__TASK REQUIREMENTS__
Extract each line bearing the word "namun".

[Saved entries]
- - - - - - -
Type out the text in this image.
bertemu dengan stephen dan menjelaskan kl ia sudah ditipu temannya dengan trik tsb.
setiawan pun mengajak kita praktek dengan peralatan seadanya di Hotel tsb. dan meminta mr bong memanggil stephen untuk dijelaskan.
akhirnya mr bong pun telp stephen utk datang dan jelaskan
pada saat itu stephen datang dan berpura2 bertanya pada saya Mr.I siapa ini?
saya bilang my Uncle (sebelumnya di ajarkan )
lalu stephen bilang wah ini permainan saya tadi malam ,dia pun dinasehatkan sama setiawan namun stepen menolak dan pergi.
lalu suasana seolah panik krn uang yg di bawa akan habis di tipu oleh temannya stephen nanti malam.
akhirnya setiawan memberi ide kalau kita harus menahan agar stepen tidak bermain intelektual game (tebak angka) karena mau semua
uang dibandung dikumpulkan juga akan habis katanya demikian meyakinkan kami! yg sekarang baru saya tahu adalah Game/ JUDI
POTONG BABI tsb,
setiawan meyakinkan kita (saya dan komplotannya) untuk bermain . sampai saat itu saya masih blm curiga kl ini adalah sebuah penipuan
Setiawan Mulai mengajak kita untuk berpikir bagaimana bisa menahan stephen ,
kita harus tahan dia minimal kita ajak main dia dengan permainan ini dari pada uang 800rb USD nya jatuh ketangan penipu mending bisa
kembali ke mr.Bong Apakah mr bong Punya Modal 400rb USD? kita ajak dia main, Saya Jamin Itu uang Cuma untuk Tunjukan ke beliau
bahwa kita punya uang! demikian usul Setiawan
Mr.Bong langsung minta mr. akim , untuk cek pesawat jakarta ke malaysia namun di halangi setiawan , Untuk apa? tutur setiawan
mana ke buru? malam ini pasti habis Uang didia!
- - - - - - -
__COMPLETE RESPONSE__
lalu stephen bilang wah ini permainan saya tadi malam ,dia pun dinasehatkan sama setiawan namun stepen menolak dan pergi.
Mr.Bong langsung minta mr. akim , untuk cek pesawat jakarta ke malaysia namun di halangi setiawan , Untuk apa? tutur setiawan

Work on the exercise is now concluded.